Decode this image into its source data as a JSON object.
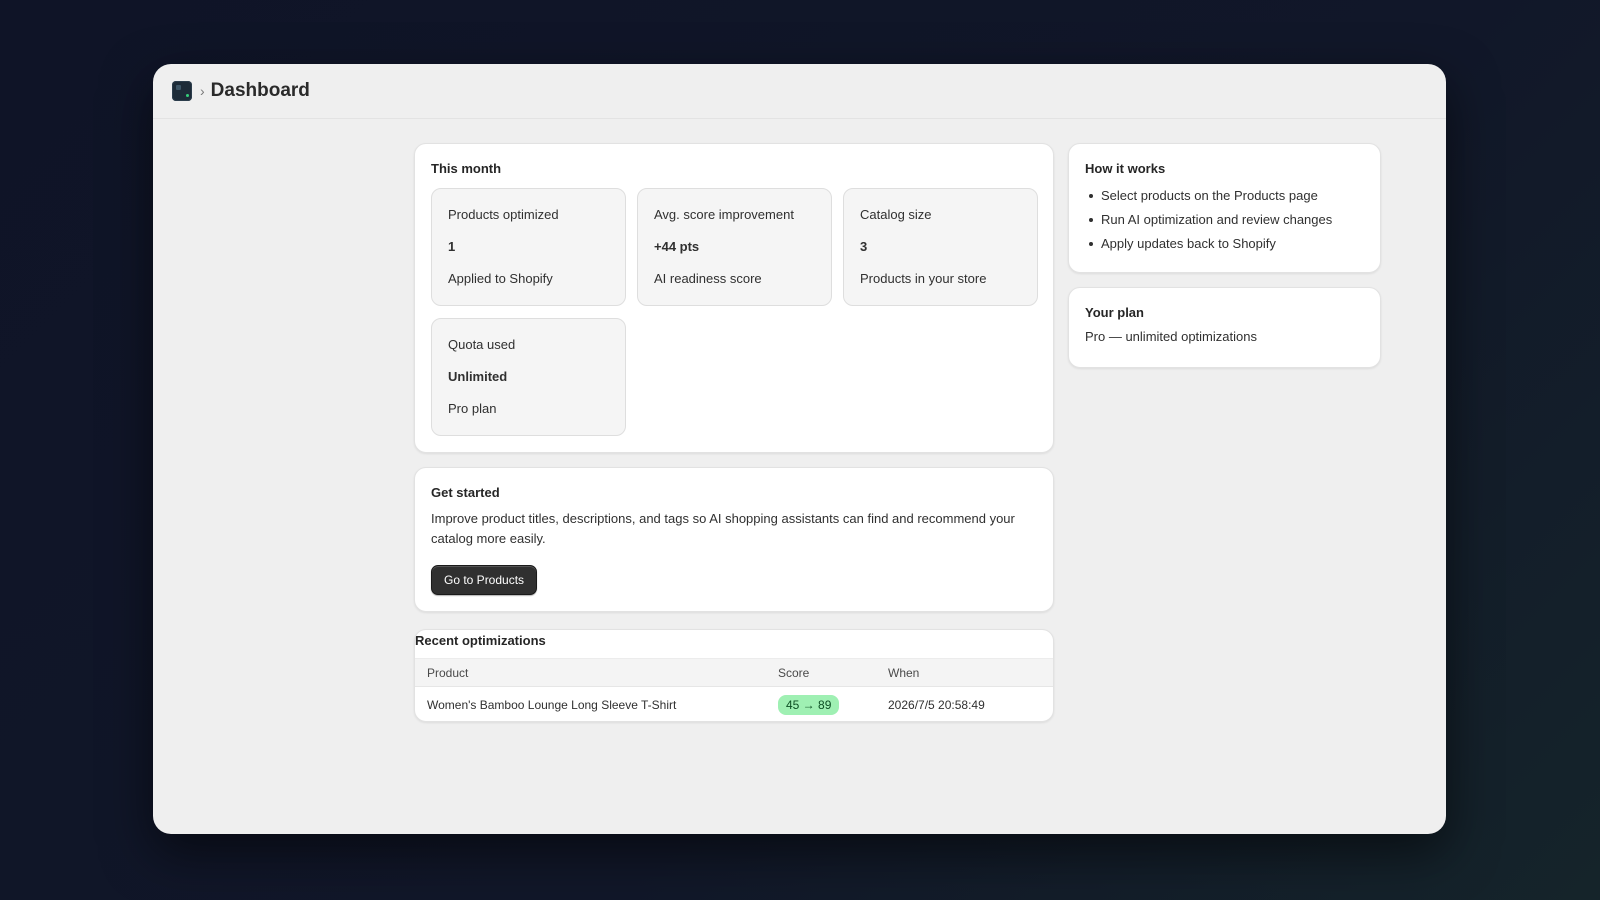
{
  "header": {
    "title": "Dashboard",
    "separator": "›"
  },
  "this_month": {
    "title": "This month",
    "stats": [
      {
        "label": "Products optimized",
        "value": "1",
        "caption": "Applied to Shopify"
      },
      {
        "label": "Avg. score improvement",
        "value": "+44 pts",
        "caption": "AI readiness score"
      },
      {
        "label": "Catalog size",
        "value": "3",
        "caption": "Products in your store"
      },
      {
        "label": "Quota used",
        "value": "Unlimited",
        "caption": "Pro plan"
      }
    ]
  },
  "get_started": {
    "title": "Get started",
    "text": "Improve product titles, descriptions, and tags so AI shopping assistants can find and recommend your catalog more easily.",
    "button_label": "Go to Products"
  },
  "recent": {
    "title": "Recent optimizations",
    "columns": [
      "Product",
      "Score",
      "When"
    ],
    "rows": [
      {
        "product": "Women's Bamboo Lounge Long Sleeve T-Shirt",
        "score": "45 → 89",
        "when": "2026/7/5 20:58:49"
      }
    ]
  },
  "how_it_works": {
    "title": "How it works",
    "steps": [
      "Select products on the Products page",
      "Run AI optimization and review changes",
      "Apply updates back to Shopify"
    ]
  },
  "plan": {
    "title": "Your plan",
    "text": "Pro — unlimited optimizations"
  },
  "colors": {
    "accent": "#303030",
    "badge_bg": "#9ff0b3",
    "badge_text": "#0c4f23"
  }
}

# Goal
Restate the whole of the material word for word without the pictures.

# Response to the exercise
Decode this image into its source data as a JSON object.
{
  "header": {
    "title": "Dashboard",
    "separator": "›"
  },
  "this_month": {
    "title": "This month",
    "stats": [
      {
        "label": "Products optimized",
        "value": "1",
        "caption": "Applied to Shopify"
      },
      {
        "label": "Avg. score improvement",
        "value": "+44 pts",
        "caption": "AI readiness score"
      },
      {
        "label": "Catalog size",
        "value": "3",
        "caption": "Products in your store"
      },
      {
        "label": "Quota used",
        "value": "Unlimited",
        "caption": "Pro plan"
      }
    ]
  },
  "get_started": {
    "title": "Get started",
    "text": "Improve product titles, descriptions, and tags so AI shopping assistants can find and recommend your catalog more easily.",
    "button_label": "Go to Products"
  },
  "recent": {
    "title": "Recent optimizations",
    "columns": [
      "Product",
      "Score",
      "When"
    ],
    "rows": [
      {
        "product": "Women's Bamboo Lounge Long Sleeve T-Shirt",
        "score": "45 → 89",
        "when": "2026/7/5 20:58:49"
      }
    ]
  },
  "how_it_works": {
    "title": "How it works",
    "steps": [
      "Select products on the Products page",
      "Run AI optimization and review changes",
      "Apply updates back to Shopify"
    ]
  },
  "plan": {
    "title": "Your plan",
    "text": "Pro — unlimited optimizations"
  },
  "colors": {
    "accent": "#303030",
    "badge_bg": "#9ff0b3",
    "badge_text": "#0c4f23"
  }
}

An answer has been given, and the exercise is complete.